*Problem to work on*. Copy each line with the word "watermark" in it.

--- --- ---

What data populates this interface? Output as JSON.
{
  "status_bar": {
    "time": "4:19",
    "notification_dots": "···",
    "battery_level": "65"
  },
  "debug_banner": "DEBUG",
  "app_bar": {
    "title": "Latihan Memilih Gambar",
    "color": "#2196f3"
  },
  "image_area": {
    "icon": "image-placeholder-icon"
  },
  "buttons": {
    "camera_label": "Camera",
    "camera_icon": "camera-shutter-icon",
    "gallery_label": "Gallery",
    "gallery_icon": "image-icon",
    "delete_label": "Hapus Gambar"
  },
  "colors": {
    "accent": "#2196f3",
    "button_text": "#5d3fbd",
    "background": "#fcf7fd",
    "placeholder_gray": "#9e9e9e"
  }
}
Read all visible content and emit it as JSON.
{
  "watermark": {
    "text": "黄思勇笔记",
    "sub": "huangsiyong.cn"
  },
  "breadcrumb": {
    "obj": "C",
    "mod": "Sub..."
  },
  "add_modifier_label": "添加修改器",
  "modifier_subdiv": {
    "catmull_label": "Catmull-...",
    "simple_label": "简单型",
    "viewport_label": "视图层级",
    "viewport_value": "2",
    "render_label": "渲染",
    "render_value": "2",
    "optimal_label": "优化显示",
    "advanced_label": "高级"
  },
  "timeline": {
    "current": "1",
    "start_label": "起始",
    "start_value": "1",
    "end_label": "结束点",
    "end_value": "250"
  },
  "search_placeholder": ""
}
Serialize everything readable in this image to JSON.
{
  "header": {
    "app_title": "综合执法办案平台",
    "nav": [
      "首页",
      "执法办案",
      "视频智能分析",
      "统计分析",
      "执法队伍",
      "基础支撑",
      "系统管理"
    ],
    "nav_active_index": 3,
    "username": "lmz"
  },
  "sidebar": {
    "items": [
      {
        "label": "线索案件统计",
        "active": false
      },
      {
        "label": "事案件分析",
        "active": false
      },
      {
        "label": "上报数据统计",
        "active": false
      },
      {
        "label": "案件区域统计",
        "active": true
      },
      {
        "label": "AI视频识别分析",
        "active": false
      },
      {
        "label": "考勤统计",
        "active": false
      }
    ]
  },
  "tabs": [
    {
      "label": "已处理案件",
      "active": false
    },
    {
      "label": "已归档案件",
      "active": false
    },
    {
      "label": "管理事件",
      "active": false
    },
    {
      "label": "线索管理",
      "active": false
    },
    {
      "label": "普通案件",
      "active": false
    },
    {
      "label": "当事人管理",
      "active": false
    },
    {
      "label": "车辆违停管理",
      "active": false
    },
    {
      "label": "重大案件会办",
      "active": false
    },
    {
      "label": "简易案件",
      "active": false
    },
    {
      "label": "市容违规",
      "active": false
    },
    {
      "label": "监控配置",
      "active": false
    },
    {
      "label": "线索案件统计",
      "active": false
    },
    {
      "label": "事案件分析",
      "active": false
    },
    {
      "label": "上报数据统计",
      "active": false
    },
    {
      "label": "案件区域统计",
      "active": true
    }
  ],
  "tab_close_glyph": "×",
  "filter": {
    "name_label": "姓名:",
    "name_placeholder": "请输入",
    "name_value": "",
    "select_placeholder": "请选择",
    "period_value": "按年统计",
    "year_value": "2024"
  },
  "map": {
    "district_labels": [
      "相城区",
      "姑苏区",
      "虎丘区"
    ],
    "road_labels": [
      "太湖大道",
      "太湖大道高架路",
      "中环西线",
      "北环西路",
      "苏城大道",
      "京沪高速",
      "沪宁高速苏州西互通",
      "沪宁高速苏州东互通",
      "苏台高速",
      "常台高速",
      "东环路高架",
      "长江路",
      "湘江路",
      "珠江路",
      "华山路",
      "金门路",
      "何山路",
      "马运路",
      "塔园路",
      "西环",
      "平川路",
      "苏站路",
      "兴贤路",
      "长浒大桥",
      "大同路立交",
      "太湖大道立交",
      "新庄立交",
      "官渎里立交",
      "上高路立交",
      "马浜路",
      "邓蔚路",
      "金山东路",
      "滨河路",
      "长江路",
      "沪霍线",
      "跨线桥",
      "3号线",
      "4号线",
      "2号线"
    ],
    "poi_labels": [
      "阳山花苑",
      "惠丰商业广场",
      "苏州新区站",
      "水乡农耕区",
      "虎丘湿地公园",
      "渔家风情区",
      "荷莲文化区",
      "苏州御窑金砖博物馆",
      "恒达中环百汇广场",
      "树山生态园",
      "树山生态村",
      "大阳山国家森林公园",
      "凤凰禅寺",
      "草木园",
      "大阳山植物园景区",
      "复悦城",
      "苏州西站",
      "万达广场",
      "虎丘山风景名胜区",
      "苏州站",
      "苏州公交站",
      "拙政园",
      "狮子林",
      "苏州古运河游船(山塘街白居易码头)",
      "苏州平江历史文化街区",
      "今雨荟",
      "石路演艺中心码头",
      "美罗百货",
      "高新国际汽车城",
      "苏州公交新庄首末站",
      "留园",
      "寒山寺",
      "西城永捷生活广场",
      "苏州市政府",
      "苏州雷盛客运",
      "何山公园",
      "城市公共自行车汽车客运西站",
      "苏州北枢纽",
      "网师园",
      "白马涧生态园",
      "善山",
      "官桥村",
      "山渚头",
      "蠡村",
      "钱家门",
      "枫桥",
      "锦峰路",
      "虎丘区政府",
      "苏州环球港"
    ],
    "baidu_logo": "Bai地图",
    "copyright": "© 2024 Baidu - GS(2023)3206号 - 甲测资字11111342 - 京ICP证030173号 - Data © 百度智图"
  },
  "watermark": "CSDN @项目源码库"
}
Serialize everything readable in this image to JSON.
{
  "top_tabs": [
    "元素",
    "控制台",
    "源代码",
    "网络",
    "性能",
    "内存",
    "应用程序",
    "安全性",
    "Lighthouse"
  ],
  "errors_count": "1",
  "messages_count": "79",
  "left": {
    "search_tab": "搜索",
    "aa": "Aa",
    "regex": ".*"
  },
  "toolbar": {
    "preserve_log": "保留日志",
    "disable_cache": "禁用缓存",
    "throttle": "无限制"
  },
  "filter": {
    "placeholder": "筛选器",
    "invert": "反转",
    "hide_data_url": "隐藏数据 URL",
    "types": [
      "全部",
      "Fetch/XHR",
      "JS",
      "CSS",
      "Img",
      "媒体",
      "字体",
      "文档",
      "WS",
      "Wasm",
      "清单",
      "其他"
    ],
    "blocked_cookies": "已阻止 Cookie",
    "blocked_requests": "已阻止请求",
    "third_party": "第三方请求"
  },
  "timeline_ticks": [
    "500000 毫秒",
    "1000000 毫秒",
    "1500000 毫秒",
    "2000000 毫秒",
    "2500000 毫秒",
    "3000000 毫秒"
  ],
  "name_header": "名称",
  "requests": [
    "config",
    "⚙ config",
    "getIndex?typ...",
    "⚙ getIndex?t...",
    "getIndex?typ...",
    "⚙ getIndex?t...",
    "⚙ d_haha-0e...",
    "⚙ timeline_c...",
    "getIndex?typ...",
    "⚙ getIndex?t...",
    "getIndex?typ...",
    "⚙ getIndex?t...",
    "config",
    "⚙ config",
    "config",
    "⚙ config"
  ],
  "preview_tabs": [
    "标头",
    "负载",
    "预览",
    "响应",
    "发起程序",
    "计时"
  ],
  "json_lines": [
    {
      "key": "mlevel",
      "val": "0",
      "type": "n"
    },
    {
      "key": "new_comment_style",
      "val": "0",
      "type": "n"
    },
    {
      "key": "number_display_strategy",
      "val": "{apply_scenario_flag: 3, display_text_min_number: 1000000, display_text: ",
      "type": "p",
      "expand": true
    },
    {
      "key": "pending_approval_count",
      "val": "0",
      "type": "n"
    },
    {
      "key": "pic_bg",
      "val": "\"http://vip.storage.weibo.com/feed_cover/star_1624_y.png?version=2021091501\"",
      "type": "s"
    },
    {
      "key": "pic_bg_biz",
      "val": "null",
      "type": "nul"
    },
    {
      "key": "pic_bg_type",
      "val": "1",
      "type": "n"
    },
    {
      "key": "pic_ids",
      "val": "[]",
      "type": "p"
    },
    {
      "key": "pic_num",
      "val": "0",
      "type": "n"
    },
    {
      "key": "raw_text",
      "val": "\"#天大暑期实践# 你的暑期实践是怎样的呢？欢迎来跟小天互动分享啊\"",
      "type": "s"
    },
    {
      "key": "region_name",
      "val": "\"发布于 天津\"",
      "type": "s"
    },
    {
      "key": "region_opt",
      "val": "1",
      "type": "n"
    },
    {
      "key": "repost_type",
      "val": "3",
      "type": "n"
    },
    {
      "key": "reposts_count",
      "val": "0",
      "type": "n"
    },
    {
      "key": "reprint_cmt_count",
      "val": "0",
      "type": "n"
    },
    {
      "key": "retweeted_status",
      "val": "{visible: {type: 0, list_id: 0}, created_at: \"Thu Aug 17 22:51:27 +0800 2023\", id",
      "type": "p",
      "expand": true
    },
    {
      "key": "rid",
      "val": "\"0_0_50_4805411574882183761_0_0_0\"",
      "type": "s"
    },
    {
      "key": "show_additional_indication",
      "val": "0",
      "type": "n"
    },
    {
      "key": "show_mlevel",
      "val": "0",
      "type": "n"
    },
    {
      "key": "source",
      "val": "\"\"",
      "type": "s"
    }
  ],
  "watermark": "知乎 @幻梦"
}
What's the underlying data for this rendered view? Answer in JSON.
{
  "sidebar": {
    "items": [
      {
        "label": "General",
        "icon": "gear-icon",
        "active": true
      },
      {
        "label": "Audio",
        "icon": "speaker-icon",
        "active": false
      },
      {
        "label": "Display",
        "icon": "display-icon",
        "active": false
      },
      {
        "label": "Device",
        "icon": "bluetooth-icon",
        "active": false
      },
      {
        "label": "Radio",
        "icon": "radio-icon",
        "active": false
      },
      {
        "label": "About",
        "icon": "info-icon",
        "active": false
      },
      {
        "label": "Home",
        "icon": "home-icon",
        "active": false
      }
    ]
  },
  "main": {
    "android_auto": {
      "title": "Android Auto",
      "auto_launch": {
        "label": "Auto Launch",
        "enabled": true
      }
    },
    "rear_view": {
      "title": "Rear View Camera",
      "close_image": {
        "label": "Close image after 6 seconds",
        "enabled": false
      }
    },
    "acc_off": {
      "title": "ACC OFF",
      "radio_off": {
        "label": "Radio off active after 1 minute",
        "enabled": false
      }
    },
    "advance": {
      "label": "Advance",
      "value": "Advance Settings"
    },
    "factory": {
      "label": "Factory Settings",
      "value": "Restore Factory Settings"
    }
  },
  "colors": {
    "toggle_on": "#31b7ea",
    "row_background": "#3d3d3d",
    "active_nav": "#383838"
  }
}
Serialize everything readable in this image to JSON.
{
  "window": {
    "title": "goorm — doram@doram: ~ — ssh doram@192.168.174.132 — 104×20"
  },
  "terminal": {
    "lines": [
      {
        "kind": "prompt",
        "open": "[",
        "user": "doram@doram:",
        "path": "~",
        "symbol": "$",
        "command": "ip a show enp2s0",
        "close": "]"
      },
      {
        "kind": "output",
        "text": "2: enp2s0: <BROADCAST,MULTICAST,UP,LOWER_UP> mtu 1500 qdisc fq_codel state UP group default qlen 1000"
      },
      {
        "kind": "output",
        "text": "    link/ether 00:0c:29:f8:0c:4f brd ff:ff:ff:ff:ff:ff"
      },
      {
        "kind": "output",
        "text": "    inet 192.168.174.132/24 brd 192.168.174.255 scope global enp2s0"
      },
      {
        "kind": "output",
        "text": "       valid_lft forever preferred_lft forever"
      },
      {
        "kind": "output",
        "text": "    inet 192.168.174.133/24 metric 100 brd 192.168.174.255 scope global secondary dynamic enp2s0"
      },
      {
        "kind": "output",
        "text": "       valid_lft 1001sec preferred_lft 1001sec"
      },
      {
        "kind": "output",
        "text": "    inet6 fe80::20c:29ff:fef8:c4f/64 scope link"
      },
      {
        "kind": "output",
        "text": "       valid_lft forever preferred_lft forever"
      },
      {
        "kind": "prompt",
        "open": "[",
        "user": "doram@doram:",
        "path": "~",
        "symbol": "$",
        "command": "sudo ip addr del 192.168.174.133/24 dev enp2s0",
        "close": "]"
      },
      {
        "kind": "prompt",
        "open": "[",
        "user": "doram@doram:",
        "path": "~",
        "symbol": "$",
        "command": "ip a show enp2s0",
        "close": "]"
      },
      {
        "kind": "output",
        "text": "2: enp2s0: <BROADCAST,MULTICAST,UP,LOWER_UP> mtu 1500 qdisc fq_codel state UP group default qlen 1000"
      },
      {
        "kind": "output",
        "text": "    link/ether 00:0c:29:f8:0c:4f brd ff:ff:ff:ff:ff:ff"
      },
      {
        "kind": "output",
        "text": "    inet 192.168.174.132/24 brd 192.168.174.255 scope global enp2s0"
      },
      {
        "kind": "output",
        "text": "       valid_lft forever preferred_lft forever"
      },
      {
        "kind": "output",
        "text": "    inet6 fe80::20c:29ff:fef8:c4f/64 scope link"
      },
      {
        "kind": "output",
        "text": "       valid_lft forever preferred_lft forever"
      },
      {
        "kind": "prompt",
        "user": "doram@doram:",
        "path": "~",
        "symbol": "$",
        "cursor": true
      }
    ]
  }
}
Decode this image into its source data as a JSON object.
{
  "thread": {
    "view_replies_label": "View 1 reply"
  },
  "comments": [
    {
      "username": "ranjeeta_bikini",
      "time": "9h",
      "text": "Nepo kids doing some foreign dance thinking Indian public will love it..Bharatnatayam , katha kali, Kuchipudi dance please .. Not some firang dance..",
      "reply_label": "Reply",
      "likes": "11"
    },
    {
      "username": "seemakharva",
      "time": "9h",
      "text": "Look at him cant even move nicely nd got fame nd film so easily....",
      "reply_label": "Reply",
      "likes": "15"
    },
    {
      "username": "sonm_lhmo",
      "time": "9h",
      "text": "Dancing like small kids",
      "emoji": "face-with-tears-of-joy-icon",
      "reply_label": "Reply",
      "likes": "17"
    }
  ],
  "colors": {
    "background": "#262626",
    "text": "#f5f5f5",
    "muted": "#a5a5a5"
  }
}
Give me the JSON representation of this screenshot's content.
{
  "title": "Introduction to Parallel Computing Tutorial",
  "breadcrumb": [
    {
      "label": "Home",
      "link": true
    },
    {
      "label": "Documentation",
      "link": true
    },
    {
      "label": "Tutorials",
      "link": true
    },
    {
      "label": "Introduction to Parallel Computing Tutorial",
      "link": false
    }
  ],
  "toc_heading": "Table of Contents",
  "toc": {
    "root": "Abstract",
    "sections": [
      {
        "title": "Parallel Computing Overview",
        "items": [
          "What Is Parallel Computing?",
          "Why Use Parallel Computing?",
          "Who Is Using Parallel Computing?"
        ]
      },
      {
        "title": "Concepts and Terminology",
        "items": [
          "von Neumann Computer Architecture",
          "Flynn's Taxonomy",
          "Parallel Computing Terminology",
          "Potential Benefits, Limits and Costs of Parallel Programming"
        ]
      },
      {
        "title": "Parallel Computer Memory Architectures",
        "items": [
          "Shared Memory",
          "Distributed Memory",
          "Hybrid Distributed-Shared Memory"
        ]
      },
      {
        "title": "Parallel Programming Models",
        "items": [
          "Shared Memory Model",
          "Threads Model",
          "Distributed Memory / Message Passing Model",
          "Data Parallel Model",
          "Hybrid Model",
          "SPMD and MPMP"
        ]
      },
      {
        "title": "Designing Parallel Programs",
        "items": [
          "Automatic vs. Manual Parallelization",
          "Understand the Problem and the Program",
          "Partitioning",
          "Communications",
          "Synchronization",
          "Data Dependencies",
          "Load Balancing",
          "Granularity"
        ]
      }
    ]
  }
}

--- --- ---

*Result of the task*.
  "watermark": {
  "watermark": "CSDN @项目源码库"
  "watermark": "知乎 @幻梦"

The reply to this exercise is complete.